LISTING -

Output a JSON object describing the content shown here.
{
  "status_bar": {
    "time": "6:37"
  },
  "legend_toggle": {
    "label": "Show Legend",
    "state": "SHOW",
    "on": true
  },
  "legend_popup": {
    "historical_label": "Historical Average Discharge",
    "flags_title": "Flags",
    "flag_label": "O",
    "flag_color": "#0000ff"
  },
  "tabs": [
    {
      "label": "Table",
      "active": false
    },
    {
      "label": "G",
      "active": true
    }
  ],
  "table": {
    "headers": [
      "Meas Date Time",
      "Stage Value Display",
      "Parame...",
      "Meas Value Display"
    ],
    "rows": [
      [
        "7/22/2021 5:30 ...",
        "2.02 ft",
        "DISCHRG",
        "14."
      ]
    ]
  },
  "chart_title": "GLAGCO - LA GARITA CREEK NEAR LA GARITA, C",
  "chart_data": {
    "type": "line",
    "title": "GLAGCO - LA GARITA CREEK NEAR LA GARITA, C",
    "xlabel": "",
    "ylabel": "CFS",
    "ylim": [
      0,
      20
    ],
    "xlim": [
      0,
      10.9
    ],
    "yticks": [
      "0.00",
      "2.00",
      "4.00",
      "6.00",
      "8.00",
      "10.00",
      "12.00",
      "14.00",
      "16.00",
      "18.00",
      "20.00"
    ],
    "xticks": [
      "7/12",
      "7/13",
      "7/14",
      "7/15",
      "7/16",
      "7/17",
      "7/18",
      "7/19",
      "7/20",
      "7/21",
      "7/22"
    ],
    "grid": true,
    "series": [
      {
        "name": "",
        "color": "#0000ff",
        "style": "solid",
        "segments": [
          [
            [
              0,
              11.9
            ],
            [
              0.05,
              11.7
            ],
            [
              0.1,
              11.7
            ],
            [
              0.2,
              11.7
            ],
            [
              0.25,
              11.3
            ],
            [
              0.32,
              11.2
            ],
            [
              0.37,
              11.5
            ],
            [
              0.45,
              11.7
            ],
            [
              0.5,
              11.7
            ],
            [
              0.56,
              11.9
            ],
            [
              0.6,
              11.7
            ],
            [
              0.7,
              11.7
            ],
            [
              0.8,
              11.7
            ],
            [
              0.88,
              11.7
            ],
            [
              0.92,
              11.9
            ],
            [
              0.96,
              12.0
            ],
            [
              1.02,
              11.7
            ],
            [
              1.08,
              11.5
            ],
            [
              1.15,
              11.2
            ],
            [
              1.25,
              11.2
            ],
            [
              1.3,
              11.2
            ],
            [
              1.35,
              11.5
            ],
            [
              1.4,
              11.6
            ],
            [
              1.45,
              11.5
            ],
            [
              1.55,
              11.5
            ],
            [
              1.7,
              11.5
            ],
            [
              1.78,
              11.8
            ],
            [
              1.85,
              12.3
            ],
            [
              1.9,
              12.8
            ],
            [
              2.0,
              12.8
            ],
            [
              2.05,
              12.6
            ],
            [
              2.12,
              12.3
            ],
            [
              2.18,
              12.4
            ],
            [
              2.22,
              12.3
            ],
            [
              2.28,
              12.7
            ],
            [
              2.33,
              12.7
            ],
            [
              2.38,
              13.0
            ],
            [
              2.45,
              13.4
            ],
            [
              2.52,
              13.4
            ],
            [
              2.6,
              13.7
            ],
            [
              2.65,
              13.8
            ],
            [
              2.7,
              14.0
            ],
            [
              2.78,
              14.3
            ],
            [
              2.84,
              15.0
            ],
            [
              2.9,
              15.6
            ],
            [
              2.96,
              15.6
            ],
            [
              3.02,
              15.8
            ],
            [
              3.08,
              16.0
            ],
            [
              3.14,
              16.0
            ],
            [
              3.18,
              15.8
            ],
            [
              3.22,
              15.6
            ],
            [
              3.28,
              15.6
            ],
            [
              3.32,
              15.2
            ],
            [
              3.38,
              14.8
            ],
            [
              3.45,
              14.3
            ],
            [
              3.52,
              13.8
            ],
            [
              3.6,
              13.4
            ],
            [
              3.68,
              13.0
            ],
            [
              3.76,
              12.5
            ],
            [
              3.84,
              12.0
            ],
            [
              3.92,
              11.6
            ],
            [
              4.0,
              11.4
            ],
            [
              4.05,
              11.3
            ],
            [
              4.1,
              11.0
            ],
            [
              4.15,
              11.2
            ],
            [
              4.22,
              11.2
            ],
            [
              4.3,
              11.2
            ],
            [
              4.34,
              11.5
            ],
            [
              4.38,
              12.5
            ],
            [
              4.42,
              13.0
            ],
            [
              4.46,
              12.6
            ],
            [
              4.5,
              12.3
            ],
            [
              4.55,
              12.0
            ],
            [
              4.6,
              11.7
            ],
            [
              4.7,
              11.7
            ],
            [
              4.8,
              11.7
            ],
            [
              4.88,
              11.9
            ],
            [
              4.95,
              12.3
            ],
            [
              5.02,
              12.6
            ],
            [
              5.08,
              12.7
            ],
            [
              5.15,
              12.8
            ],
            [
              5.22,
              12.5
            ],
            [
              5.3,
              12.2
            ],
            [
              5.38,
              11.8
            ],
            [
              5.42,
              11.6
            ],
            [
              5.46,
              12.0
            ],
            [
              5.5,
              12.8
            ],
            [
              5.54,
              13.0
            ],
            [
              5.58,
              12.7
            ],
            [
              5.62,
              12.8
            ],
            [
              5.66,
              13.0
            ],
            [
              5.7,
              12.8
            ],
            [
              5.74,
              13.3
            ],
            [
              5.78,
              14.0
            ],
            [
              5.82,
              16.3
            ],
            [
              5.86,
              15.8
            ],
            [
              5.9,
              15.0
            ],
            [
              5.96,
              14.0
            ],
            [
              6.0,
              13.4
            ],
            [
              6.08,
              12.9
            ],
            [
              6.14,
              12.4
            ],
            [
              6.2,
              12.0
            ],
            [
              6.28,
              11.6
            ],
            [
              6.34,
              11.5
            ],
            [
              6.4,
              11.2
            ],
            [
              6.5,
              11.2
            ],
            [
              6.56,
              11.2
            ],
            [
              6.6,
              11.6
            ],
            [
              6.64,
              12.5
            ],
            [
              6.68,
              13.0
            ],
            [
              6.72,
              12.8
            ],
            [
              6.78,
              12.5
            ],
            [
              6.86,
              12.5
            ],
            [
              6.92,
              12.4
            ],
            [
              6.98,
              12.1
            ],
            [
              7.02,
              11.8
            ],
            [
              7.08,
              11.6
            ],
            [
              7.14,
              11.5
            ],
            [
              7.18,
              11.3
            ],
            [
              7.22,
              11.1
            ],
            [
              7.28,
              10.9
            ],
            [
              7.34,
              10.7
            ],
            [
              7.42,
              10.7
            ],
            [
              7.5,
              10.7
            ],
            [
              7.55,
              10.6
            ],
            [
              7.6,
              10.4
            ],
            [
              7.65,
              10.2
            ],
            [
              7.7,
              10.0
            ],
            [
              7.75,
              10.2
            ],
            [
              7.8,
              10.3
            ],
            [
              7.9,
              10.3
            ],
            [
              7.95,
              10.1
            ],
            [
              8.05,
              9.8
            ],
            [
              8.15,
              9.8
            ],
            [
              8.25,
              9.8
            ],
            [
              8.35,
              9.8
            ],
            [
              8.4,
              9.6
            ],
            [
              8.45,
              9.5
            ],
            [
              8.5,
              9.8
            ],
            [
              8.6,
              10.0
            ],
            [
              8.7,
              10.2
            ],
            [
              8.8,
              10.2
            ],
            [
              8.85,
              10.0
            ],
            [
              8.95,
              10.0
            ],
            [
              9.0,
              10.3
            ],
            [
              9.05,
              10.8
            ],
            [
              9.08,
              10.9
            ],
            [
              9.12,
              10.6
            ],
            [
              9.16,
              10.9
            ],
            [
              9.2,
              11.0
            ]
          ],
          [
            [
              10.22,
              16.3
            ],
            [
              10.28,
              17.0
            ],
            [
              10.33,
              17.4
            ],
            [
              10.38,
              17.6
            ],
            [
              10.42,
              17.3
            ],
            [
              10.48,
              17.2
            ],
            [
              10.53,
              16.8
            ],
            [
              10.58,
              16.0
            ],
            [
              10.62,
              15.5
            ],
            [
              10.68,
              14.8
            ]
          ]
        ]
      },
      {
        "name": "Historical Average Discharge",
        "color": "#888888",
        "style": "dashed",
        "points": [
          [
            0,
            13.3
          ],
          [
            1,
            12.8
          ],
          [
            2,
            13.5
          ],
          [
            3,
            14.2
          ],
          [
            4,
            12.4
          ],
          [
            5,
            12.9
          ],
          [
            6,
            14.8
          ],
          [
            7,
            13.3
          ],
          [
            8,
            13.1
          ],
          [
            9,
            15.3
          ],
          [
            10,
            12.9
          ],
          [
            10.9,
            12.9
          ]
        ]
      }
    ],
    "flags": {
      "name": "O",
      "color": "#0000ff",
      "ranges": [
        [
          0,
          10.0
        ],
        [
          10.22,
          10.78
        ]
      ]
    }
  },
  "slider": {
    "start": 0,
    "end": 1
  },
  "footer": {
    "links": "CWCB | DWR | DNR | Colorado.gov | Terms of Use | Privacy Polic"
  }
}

WRITTEN EXERCISE -
Pull every line containing "name" from the material above.

RESULT OF THIS TASK -
        "name": "",
        "name": "Historical Average Discharge",
      "name": "O",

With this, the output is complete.